**THE PROBLEM**
Please return every line of the records below word for word, omitting the pictures.

**Element box records**
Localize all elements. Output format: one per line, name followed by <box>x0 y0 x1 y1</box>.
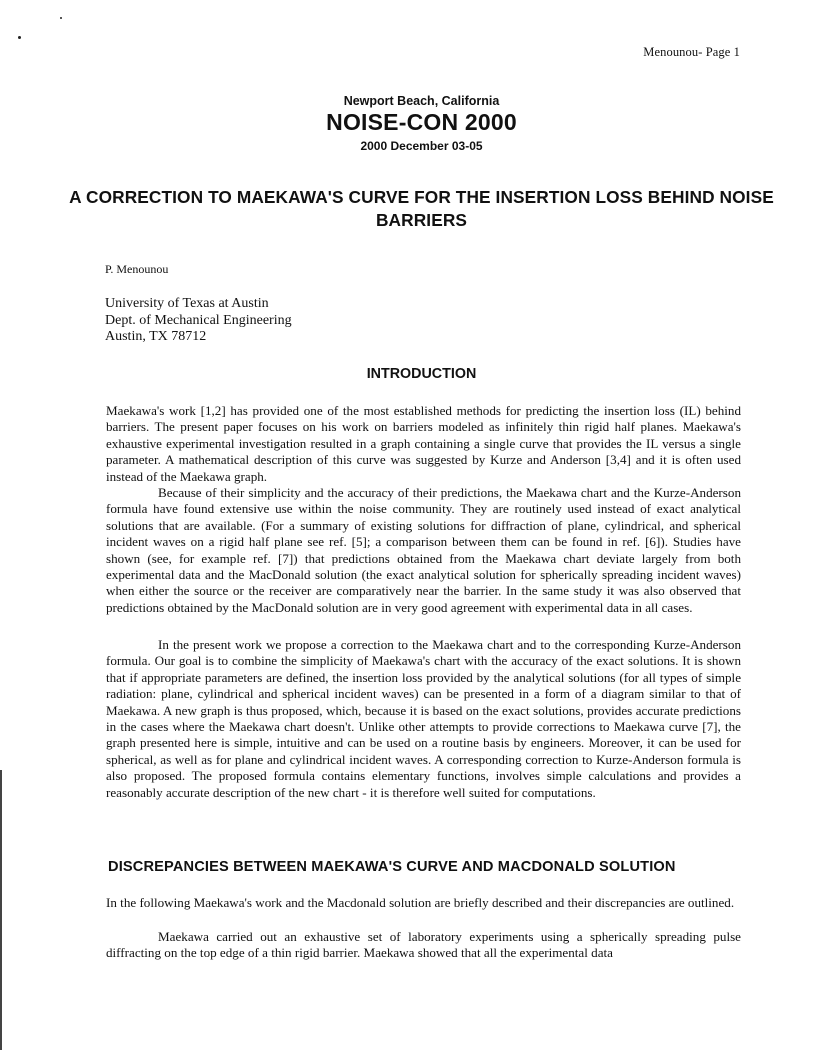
scan-margin-line <box>0 770 2 1050</box>
scan-speck <box>18 36 21 39</box>
affiliation-line: Dept. of Mechanical Engineering <box>105 312 292 328</box>
conference-name: NOISE-CON 2000 <box>326 109 517 135</box>
body-paragraph: In the following Maekawa's work and the Macdonald solution are briefly described and their discrepancies are outlined. <box>106 895 735 910</box>
scan-speck <box>60 17 62 19</box>
author-affiliation <box>105 296 292 346</box>
section-heading-discrepancies: DISCREPANCIES BETWEEN MAEKAWA'S CURVE AND MACDONALD SOLUTION <box>108 859 676 875</box>
body-paragraph: Maekawa carried out an exhaustive set of laboratory experiments using a spherically spreading pulse diffracting on the top edge of a thin rigid barrier. Maekawa showed that all the experimental data <box>106 929 741 961</box>
body-paragraph: Maekawa's work [1,2] has provided one of the most established methods for predicting the insertion loss (IL) behind barriers. The present paper focuses on his work on barriers modeled as infinitely thin rigid half planes. Maekawa's exhaustive experimental investigation resulted in a graph containing a single curve that provides the IL versus a single parameter. A mathematical description of this curve was suggested by Kurze and Anderson [3,4] and it is often used instead of the Maekawa graph. <box>106 403 741 484</box>
running-head: Menounou- Page 1 <box>643 45 740 59</box>
affiliation-line: University of Texas at Austin <box>105 296 269 311</box>
body-paragraph: In the present work we propose a correction to the Maekawa chart and to the corresponding Kurze-Anderson formula. Our goal is to combine the simplicity of Maekawa's chart with the accuracy of the exact solutions. It is shown that if appropriate parameters are defined, the insertion loss provided by the analytical solutions (for all types of simple radiation: plane, cylindrical and spherical incident waves) can be presented in a form of a diagram similar to that of Maekawa. A new graph is thus proposed, which, because it is based on the exact solutions, provides accurate predictions in the cases where the Maekawa chart doesn't. Unlike other attempts to provide corrections to Maekawa curve [7], the graph presented here is simple, intuitive and can be used on a routine basis by engineers. Moreover, it can be used for spherical, as well as for plane and cylindrical incident waves. A corresponding correction to Kurze-Anderson formula is also proposed. The proposed formula contains elementary functions, involves simple calculations and provides a reasonably accurate description of the new chart - it is therefore well suited for computations. <box>106 637 741 800</box>
affiliation-line: Austin, TX 78712 <box>105 329 207 344</box>
section-heading-introduction: INTRODUCTION <box>366 366 477 382</box>
conference-dates: 2000 December 03-05 <box>360 139 483 153</box>
paper-title: A CORRECTION TO MAEKAWA'S CURVE FOR THE INSERTION LOSS BEHIND NOISE BARRIERS <box>69 187 774 230</box>
body-paragraph: Because of their simplicity and the accuracy of their predictions, the Maekawa chart and the Kurze-Anderson formula have found extensive use within the noise community. They are routinely used instead of exact analytical solutions that are available. (For a summary of existing solutions for diffraction of plane, cylindrical, and spherical incident waves on a rigid half plane see ref. [5]; a comparison between them can be found in ref. [6]). Studies have shown (see, for example ref. [7]) that predictions obtained from the Maekawa chart deviate largely from both experimental data and the MacDonald solution (the exact analytical solution for spherically spreading incident waves) when either the source or the receiver are comparatively near the barrier. In the same study it was also observed that predictions obtained by the MacDonald solution are in very good agreement with experimental data in all cases. <box>106 485 741 615</box>
author-name: P. Menounou <box>105 262 169 276</box>
conference-location: Newport Beach, California <box>343 94 500 108</box>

**RESPONSE FOR THIS EXERCISE**
Localize all elements. Output format: one per line, name followed by <box>x0 y0 x1 y1</box>.
scan-margin-line <box>0 770 2 1050</box>
scan-speck <box>18 36 21 39</box>
affiliation-line: Dept. of Mechanical Engineering <box>105 312 292 328</box>
conference-name: NOISE-CON 2000 <box>326 109 517 135</box>
body-paragraph: In the following Maekawa's work and the Macdonald solution are briefly described and their discrepancies are outlined. <box>106 895 735 910</box>
scan-speck <box>60 17 62 19</box>
author-affiliation <box>105 296 292 346</box>
section-heading-discrepancies: DISCREPANCIES BETWEEN MAEKAWA'S CURVE AND MACDONALD SOLUTION <box>108 859 676 875</box>
body-paragraph: Maekawa carried out an exhaustive set of laboratory experiments using a spherically spreading pulse diffracting on the top edge of a thin rigid barrier. Maekawa showed that all the experimental data <box>106 929 741 961</box>
body-paragraph: Maekawa's work [1,2] has provided one of the most established methods for predicting the insertion loss (IL) behind barriers. The present paper focuses on his work on barriers modeled as infinitely thin rigid half planes. Maekawa's exhaustive experimental investigation resulted in a graph containing a single curve that provides the IL versus a single parameter. A mathematical description of this curve was suggested by Kurze and Anderson [3,4] and it is often used instead of the Maekawa graph. <box>106 403 741 484</box>
running-head: Menounou- Page 1 <box>643 45 740 59</box>
affiliation-line: University of Texas at Austin <box>105 296 269 311</box>
body-paragraph: In the present work we propose a correction to the Maekawa chart and to the corresponding Kurze-Anderson formula. Our goal is to combine the simplicity of Maekawa's chart with the accuracy of the exact solutions. It is shown that if appropriate parameters are defined, the insertion loss provided by the analytical solutions (for all types of simple radiation: plane, cylindrical and spherical incident waves) can be presented in a form of a diagram similar to that of Maekawa. A new graph is thus proposed, which, because it is based on the exact solutions, provides accurate predictions in the cases where the Maekawa chart doesn't. Unlike other attempts to provide corrections to Maekawa curve [7], the graph presented here is simple, intuitive and can be used on a routine basis by engineers. Moreover, it can be used for spherical, as well as for plane and cylindrical incident waves. A corresponding correction to Kurze-Anderson formula is also proposed. The proposed formula contains elementary functions, involves simple calculations and provides a reasonably accurate description of the new chart - it is therefore well suited for computations. <box>106 637 741 800</box>
affiliation-line: Austin, TX 78712 <box>105 329 207 344</box>
section-heading-introduction: INTRODUCTION <box>366 366 477 382</box>
conference-dates: 2000 December 03-05 <box>360 139 483 153</box>
paper-title: A CORRECTION TO MAEKAWA'S CURVE FOR THE INSERTION LOSS BEHIND NOISE BARRIERS <box>69 187 774 230</box>
body-paragraph: Because of their simplicity and the accuracy of their predictions, the Maekawa chart and the Kurze-Anderson formula have found extensive use within the noise community. They are routinely used instead of exact analytical solutions that are available. (For a summary of existing solutions for diffraction of plane, cylindrical, and spherical incident waves on a rigid half plane see ref. [5]; a comparison between them can be found in ref. [6]). Studies have shown (see, for example ref. [7]) that predictions obtained from the Maekawa chart deviate largely from both experimental data and the MacDonald solution (the exact analytical solution for spherically spreading incident waves) when either the source or the receiver are comparatively near the barrier. In the same study it was also observed that predictions obtained by the MacDonald solution are in very good agreement with experimental data in all cases. <box>106 485 741 615</box>
author-name: P. Menounou <box>105 262 169 276</box>
conference-location: Newport Beach, California <box>343 94 500 108</box>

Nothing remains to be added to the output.